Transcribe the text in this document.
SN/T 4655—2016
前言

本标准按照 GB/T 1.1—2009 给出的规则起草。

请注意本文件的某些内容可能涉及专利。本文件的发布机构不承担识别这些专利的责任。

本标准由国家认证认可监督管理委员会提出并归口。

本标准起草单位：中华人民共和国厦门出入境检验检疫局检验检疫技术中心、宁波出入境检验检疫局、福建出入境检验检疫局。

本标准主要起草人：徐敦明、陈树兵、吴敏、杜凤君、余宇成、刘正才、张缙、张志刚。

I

## AIM OF THE EXERCISE
Exact copies of all the records are required.

## SOLUTION TO THE PROBLEM
Transcribe the text in this document.
SN/T 4655—2016
前言

本标准按照 GB/T 1.1—2009 给出的规则起草。

请注意本文件的某些内容可能涉及专利。本文件的发布机构不承担识别这些专利的责任。

本标准由国家认证认可监督管理委员会提出并归口。

本标准起草单位：中华人民共和国厦门出入境检验检疫局检验检疫技术中心、宁波出入境检验检疫局、福建出入境检验检疫局。

本标准主要起草人：徐敦明、陈树兵、吴敏、杜凤君、余宇成、刘正才、张缙、张志刚。

I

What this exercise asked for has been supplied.